──────── 課題文 ────────

最近はキャリア開発にもいろいろな考え方があります。
例えばキャリアというものを仕事と家庭の両面から
バランスよく考えていこうという発想。「ワーク・ライフ・バランスプラン」ですね。
仕事の面ではいくら有能であっても、家庭人として最悪であったらダメだということ。

先ほどの話の続きになりますが、ヨリタ歯科で働こうと思った皆さんは自責の人。
そういう人たちが仕事人としても、家庭人としてもバランスよく成長し、
キャリアを高めていくために、先生はどのような考えというか、展望をお持ちですか?

ヨリタ
仕事は自分のためでもありますが、僕は家族の幸せのためにやっているので、
そこのところは絶対にはずせません。
仕事ばかりして、家庭をないがしろにはしたくない。スタッフにもそうさせたくない。

そのなかで、「じゃあ仕事は?」と言われたとき、どうするかというと、
確かにいま、有能な自責の人が集まってきているのは事実です。
これからは、そういう人たちの能力をさらに伸ばし
花を咲かせてい、〝しくみ〟が絶対に必要です。

諸井先生
そう、そこですよね。
ヨリタ
僕は、ドクターはビジネスパートナーだと思っていますから、
自分の足りないところをサポートしてくれる、スペシャリストに集まってもらいたい。
そういう先生方がキャリアを高めていくと、ヨリタ歯科には収まりきれなくなる。

衛生士や助手の人などスタッフも、そうです。
キャリアを磨いてもっともっと大きくなる人が、いっぱい出てくる。
そういう人たちとは仕事を通してこれからも付き合っていきたいし、
パートナーとして、一緒新しいビジネスモデルをつくっていきたいと思います。

たとえば、小児が得意な先生やインプラントの得意な先生が
パートナー医院として、それぞれの専門分野を活かして協力し合い、
強みを活かしてやっていければいいなと思う。
会社をつくって、セミナーをするのもひとつのやり方かも知れない。

────────

*読解の応用:*
• A. キャリア開発をめぐる対談から、次の一文を英語に訳してください。「仕事ばかりして、家庭をないがしろにはしたくない。」
• B. キャリア開発をめぐる対談を、最後の文の後から書き継いでください。

──────── 記録一覧 ────────

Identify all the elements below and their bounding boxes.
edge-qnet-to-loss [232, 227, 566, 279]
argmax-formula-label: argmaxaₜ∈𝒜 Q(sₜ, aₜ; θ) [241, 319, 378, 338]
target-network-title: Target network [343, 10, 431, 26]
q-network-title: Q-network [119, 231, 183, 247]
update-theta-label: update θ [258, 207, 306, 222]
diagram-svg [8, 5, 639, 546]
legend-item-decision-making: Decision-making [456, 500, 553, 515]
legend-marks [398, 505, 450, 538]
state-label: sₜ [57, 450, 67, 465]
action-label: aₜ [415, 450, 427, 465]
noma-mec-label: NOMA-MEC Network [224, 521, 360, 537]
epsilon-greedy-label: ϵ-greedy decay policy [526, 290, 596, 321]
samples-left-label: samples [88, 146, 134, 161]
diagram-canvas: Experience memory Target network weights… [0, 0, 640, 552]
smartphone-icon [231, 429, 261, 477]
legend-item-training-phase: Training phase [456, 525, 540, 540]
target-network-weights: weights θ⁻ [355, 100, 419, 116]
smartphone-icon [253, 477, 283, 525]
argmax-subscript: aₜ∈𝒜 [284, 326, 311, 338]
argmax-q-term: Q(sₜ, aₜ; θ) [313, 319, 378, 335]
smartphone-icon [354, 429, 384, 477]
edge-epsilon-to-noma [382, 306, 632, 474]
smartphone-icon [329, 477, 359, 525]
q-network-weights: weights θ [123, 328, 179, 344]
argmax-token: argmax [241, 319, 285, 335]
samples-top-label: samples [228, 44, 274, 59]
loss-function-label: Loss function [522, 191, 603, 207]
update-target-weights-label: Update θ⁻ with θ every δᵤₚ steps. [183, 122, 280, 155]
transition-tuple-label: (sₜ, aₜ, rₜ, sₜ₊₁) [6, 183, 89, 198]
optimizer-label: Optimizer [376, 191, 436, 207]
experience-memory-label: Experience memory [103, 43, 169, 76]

────────

*本問の解答:*
• A. I don't want to work all the time and neglect my family.

• B.
そこで成果を上げれば、後輩の中に
またそういう道を歩みたいという人が、出てくることにも期待できます。
スペシャリストとしての、技術を持っていて、なおかつ一般の治療もできる人が、
何人かサポートしていればもっと強力な組織になる。
そういうしくみをつくれば、
自然発生的にパートナーシップ医院の輪が広がっていきます。

諸井先生
同じコンセプトで、信条の部分が同じで、
一緒にやっていけるパートナー医院が増えるのはいいことですよね。
ヨリタ
CHP的な考え方がすごく大切で、ベースがないと上手くいきません。
諸井先生
寄田先生の言われていることは結局、その人の能力は無限であるということ。
まず先生自身のクレドに賛同する人で、潜在能力のある人にめぐり合ったとき、
ヨリタ歯科を飛び出して、
新たなビジネスモデルの中でもっと伸びるという確信がある、ということですね。
ヨリタ
だから僕は、個別に「先生コレをしたらすごく伸びるからやりませんか?」とか
「一緒にコレやりましょうよ!」という提案型の話をよくします。
諸井先生
部下とか支店という発想だと、本店あっての支店に過ぎない。
支店の店長にしてやると言われても暖簾分け的な感覚で、
いつまで経っても「オレはあの人の部下なのか」といういじけた気持ちが残る。

ところがパートナーとなるとちょっと違う。
フラットな感覚で自分の強みをおおいに発揮できるし、
逆に弱い部分は相互補完し合え、学び合えますものね。

8これから変革される皆さんへ

諸井先生
寄田先生は、一人であくせく働くような歯医者ではダメだ、
チームでやりたい、というのが医院改革への情熱になっているとお聞きしています。
これからは、ヨリタ歯科や文の里歯科のように、
チームでやりたいという歯医者さんが増えてくると思います。

本当は自分以外のドクターや衛生士さん、
その他のスタッフにもたくさん来てほしいと思っている。
けれども、こじんまりとまとまってしまっている歯医者さんがいかにも多い。

その人たちを脱皮させてあげ、ヨリタ歯科のような
ヘルスプロモーション型の歯科医院に改革していくために、
寄田先生から何か一言アドバイスをお願いします。

ヨリタ
そこに、人が集まってくることが大切です。
だから、前にも言ったように、いろいろな場を通じて
自分のやりたいことを、言い続けるしかありません。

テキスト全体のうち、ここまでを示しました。